— begin STORED DATA —

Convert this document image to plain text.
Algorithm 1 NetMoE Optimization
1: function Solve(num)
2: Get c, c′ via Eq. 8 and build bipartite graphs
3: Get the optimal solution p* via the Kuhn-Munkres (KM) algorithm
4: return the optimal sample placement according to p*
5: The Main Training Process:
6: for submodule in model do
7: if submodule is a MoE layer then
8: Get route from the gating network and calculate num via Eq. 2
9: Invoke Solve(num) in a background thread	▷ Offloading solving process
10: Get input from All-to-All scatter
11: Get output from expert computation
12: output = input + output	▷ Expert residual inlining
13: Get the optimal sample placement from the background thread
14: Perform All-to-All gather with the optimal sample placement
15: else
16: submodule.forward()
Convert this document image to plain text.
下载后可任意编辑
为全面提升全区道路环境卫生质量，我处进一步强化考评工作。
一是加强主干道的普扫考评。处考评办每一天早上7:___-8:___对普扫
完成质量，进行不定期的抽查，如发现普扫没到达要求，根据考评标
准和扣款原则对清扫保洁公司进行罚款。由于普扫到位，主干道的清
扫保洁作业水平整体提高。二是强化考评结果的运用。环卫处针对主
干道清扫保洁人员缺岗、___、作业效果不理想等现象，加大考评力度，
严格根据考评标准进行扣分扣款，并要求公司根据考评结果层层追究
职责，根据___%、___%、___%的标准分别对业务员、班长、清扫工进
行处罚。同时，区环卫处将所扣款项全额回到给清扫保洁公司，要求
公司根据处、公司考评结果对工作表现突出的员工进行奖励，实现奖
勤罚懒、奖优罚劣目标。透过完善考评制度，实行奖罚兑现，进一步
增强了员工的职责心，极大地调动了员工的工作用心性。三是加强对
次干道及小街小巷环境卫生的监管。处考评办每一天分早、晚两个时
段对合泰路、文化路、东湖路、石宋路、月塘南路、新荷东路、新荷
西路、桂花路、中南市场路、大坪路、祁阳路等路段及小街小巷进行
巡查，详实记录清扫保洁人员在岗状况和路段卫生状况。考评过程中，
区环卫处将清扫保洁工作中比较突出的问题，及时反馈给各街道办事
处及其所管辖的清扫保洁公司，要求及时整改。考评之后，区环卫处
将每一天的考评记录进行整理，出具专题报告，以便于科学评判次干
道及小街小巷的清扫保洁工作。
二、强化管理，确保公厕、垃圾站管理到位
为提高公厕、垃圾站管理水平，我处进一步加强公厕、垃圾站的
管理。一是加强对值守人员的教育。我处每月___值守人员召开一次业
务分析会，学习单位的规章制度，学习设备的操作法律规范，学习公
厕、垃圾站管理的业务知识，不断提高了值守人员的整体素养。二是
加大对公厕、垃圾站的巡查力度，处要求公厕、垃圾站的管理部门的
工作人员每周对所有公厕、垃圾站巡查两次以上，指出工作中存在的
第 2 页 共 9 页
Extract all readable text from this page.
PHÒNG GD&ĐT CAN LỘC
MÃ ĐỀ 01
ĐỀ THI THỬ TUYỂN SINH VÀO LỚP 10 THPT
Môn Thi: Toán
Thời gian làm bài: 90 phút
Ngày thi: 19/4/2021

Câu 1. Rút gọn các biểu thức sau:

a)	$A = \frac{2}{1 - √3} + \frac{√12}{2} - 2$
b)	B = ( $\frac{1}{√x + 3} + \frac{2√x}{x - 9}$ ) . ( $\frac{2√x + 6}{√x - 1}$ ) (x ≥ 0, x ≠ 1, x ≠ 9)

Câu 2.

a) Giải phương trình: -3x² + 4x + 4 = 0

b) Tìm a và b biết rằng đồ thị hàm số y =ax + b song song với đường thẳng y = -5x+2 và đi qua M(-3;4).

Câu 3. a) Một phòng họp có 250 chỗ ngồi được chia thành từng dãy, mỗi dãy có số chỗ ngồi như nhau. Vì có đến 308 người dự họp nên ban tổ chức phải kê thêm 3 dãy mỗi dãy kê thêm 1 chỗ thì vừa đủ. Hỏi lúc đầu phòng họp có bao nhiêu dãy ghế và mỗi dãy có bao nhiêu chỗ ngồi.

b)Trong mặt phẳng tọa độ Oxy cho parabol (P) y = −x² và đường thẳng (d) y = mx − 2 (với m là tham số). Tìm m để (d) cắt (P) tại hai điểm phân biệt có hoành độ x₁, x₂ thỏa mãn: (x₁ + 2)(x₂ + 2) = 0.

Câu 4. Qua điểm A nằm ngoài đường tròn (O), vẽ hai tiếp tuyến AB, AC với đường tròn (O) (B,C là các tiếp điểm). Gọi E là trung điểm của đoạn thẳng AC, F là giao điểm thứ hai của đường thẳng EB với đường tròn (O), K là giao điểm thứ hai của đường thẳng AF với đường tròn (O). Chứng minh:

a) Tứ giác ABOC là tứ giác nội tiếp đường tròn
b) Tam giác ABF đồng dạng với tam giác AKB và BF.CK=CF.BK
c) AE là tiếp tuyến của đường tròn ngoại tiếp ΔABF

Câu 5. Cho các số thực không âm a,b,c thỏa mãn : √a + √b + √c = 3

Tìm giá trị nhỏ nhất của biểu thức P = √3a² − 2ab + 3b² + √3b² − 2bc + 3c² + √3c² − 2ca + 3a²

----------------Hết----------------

— end STORED DATA —

- **DESCRIPTION OF THE TASK**
Quote the data above in full, changing nothing.

- **WRITTEN ANSWER**
Convert this document image to plain text.
Algorithm 1 NetMoE Optimization
1: function Solve(num)
2: Get c, c′ via Eq. 8 and build bipartite graphs
3: Get the optimal solution p* via the Kuhn-Munkres (KM) algorithm
4: return the optimal sample placement according to p*
5: The Main Training Process:
6: for submodule in model do
7: if submodule is a MoE layer then
8: Get route from the gating network and calculate num via Eq. 2
9: Invoke Solve(num) in a background thread	▷ Offloading solving process
10: Get input from All-to-All scatter
11: Get output from expert computation
12: output = input + output	▷ Expert residual inlining
13: Get the optimal sample placement from the background thread
14: Perform All-to-All gather with the optimal sample placement
15: else
16: submodule.forward()
Convert this document image to plain text.
下载后可任意编辑
为全面提升全区道路环境卫生质量，我处进一步强化考评工作。
一是加强主干道的普扫考评。处考评办每一天早上7:___-8:___对普扫
完成质量，进行不定期的抽查，如发现普扫没到达要求，根据考评标
准和扣款原则对清扫保洁公司进行罚款。由于普扫到位，主干道的清
扫保洁作业水平整体提高。二是强化考评结果的运用。环卫处针对主
干道清扫保洁人员缺岗、___、作业效果不理想等现象，加大考评力度，
严格根据考评标准进行扣分扣款，并要求公司根据考评结果层层追究
职责，根据___%、___%、___%的标准分别对业务员、班长、清扫工进
行处罚。同时，区环卫处将所扣款项全额回到给清扫保洁公司，要求
公司根据处、公司考评结果对工作表现突出的员工进行奖励，实现奖
勤罚懒、奖优罚劣目标。透过完善考评制度，实行奖罚兑现，进一步
增强了员工的职责心，极大地调动了员工的工作用心性。三是加强对
次干道及小街小巷环境卫生的监管。处考评办每一天分早、晚两个时
段对合泰路、文化路、东湖路、石宋路、月塘南路、新荷东路、新荷
西路、桂花路、中南市场路、大坪路、祁阳路等路段及小街小巷进行
巡查，详实记录清扫保洁人员在岗状况和路段卫生状况。考评过程中，
区环卫处将清扫保洁工作中比较突出的问题，及时反馈给各街道办事
处及其所管辖的清扫保洁公司，要求及时整改。考评之后，区环卫处
将每一天的考评记录进行整理，出具专题报告，以便于科学评判次干
道及小街小巷的清扫保洁工作。
二、强化管理，确保公厕、垃圾站管理到位
为提高公厕、垃圾站管理水平，我处进一步加强公厕、垃圾站的
管理。一是加强对值守人员的教育。我处每月___值守人员召开一次业
务分析会，学习单位的规章制度，学习设备的操作法律规范，学习公
厕、垃圾站管理的业务知识，不断提高了值守人员的整体素养。二是
加大对公厕、垃圾站的巡查力度，处要求公厕、垃圾站的管理部门的
工作人员每周对所有公厕、垃圾站巡查两次以上，指出工作中存在的
第 2 页 共 9 页
Extract all readable text from this page.
PHÒNG GD&ĐT CAN LỘC
MÃ ĐỀ 01
ĐỀ THI THỬ TUYỂN SINH VÀO LỚP 10 THPT
Môn Thi: Toán
Thời gian làm bài: 90 phút
Ngày thi: 19/4/2021

Câu 1. Rút gọn các biểu thức sau:

a)	$A = \frac{2}{1 - √3} + \frac{√12}{2} - 2$
b)	B = ( $\frac{1}{√x + 3} + \frac{2√x}{x - 9}$ ) . ( $\frac{2√x + 6}{√x - 1}$ ) (x ≥ 0, x ≠ 1, x ≠ 9)

Câu 2.

a) Giải phương trình: -3x² + 4x + 4 = 0

b) Tìm a và b biết rằng đồ thị hàm số y =ax + b song song với đường thẳng y = -5x+2 và đi qua M(-3;4).

Câu 3. a) Một phòng họp có 250 chỗ ngồi được chia thành từng dãy, mỗi dãy có số chỗ ngồi như nhau. Vì có đến 308 người dự họp nên ban tổ chức phải kê thêm 3 dãy mỗi dãy kê thêm 1 chỗ thì vừa đủ. Hỏi lúc đầu phòng họp có bao nhiêu dãy ghế và mỗi dãy có bao nhiêu chỗ ngồi.

b)Trong mặt phẳng tọa độ Oxy cho parabol (P) y = −x² và đường thẳng (d) y = mx − 2 (với m là tham số). Tìm m để (d) cắt (P) tại hai điểm phân biệt có hoành độ x₁, x₂ thỏa mãn: (x₁ + 2)(x₂ + 2) = 0.

Câu 4. Qua điểm A nằm ngoài đường tròn (O), vẽ hai tiếp tuyến AB, AC với đường tròn (O) (B,C là các tiếp điểm). Gọi E là trung điểm của đoạn thẳng AC, F là giao điểm thứ hai của đường thẳng EB với đường tròn (O), K là giao điểm thứ hai của đường thẳng AF với đường tròn (O). Chứng minh:

a) Tứ giác ABOC là tứ giác nội tiếp đường tròn
b) Tam giác ABF đồng dạng với tam giác AKB và BF.CK=CF.BK
c) AE là tiếp tuyến của đường tròn ngoại tiếp ΔABF

Câu 5. Cho các số thực không âm a,b,c thỏa mãn : √a + √b + √c = 3

Tìm giá trị nhỏ nhất của biểu thức P = √3a² − 2ab + 3b² + √3b² − 2bc + 3c² + √3c² − 2ca + 3a²

----------------Hết----------------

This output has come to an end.